- _What this task involves_
Leave the pictures out and reproduce, exactly, the lines from the one with "Convert this screenshot" through the end of the entries below.

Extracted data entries
# # # # # # #

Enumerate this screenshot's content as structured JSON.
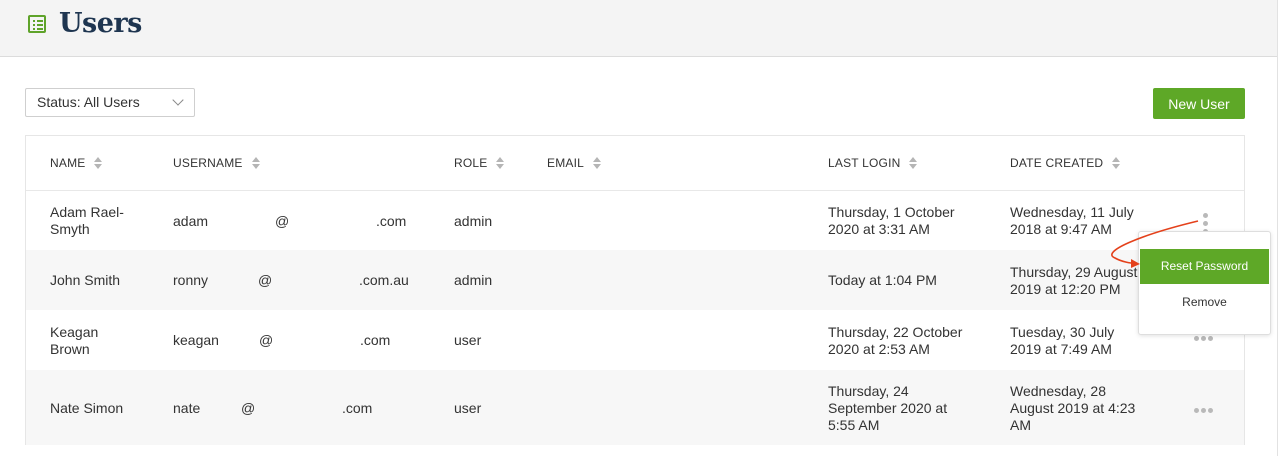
{
  "page": {
    "title": "Users"
  },
  "toolbar": {
    "status_filter": "Status: All Users",
    "new_user_label": "New User"
  },
  "table": {
    "columns": [
      "NAME",
      "USERNAME",
      "ROLE",
      "EMAIL",
      "LAST LOGIN",
      "DATE CREATED"
    ],
    "rows": [
      {
        "name": [
          "Adam Rael-",
          "Smyth"
        ],
        "user": "adam",
        "at": "@",
        "domain": ".com",
        "role": "admin",
        "last_login": [
          "Thursday, 1 October",
          "2020 at 3:31 AM"
        ],
        "created": [
          "Wednesday, 11 July",
          "2018 at 9:47 AM"
        ]
      },
      {
        "name": [
          "John Smith"
        ],
        "user": "ronny",
        "at": "@",
        "domain": ".com.au",
        "role": "admin",
        "last_login": [
          "Today at 1:04 PM"
        ],
        "created": [
          "Thursday, 29 August",
          "2019 at 12:20 PM"
        ]
      },
      {
        "name": [
          "Keagan",
          "Brown"
        ],
        "user": "keagan",
        "at": "@",
        "domain": ".com",
        "role": "user",
        "last_login": [
          "Thursday, 22 October",
          "2020 at 2:53 AM"
        ],
        "created": [
          "Tuesday, 30 July",
          "2019 at 7:49 AM"
        ]
      },
      {
        "name": [
          "Nate Simon"
        ],
        "user": "nate",
        "at": "@",
        "domain": ".com",
        "role": "user",
        "last_login": [
          "Thursday, 24",
          "September 2020 at",
          "5:55 AM"
        ],
        "created": [
          "Wednesday, 28",
          "August 2019 at 4:23",
          "AM"
        ]
      }
    ]
  },
  "menu": {
    "reset_password": "Reset Password",
    "remove": "Remove"
  },
  "colors": {
    "accent": "#5ea827",
    "title": "#1e3550",
    "annotation_arrow": "#e4411b"
  },
  "icons": {
    "logo": "list-icon",
    "row_actions": "more-horizontal-icon"
  }
}
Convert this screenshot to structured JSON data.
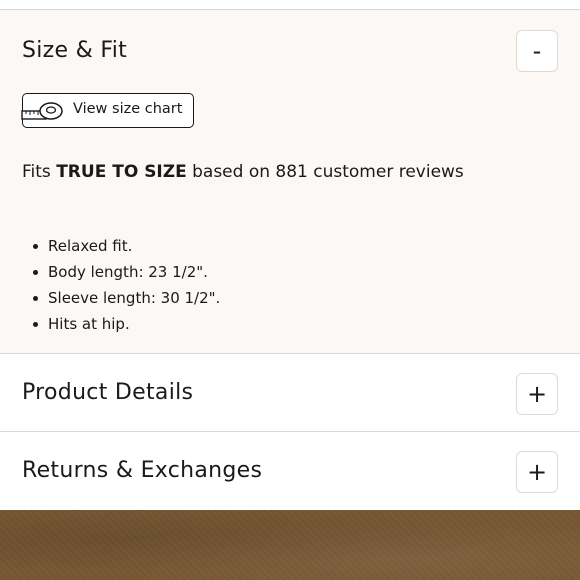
{
  "size_fit": {
    "title": "Size & Fit",
    "toggle_symbol": "-",
    "size_chart_label": "View size chart",
    "fit_prefix": "Fits",
    "fit_highlight": "TRUE TO SIZE",
    "fit_suffix": "based on 881 customer reviews",
    "bullets": [
      "Relaxed fit.",
      "Body length: 23 1/2\".",
      "Sleeve length: 30 1/2\".",
      "Hits at hip."
    ]
  },
  "product_details": {
    "title": "Product Details",
    "toggle_symbol": "+"
  },
  "returns": {
    "title": "Returns & Exchanges",
    "toggle_symbol": "+"
  },
  "icons": {
    "size_chart": "measuring-tape-icon",
    "photo": "fabric-texture"
  },
  "colors": {
    "open_panel_bg": "#fbf8f5",
    "divider": "#dcd8d4",
    "photo_tone": "#7a5a36",
    "text": "#1a1a1a"
  }
}
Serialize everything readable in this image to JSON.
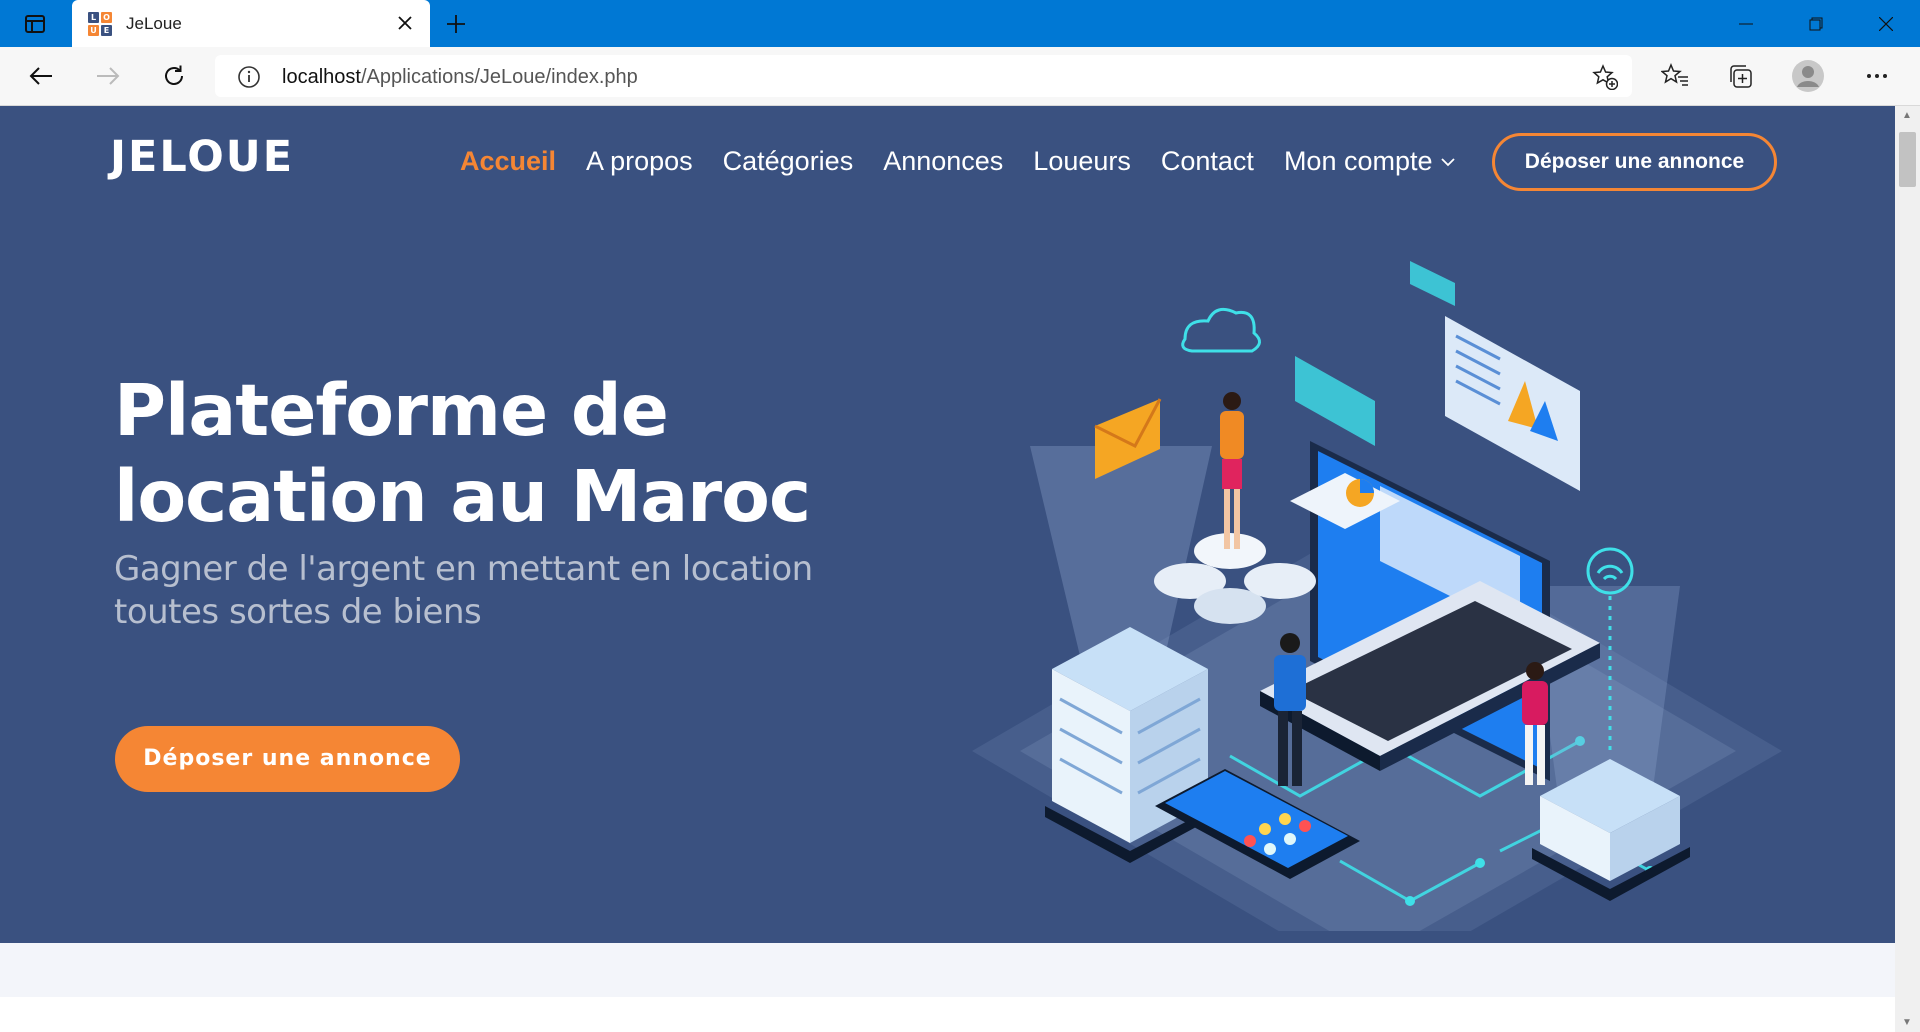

# # # # # # #

- _Answer below_
Convert this screenshot to structured JSON data.
{
  "size_fit": {
    "title": "Size & Fit",
    "toggle_symbol": "-",
    "size_chart_label": "View size chart",
    "fit_prefix": "Fits",
    "fit_highlight": "TRUE TO SIZE",
    "fit_suffix": "based on 881 customer reviews",
    "bullets": [
      "Relaxed fit.",
      "Body length: 23 1/2\".",
      "Sleeve length: 30 1/2\".",
      "Hits at hip."
    ]
  },
  "product_details": {
    "title": "Product Details",
    "toggle_symbol": "+"
  },
  "returns": {
    "title": "Returns & Exchanges",
    "toggle_symbol": "+"
  },
  "icons": {
    "size_chart": "measuring-tape-icon",
    "photo": "fabric-texture"
  },
  "colors": {
    "open_panel_bg": "#fbf8f5",
    "divider": "#dcd8d4",
    "photo_tone": "#7a5a36",
    "text": "#1a1a1a"
  }
}
Serialize everything readable in this image to JSON.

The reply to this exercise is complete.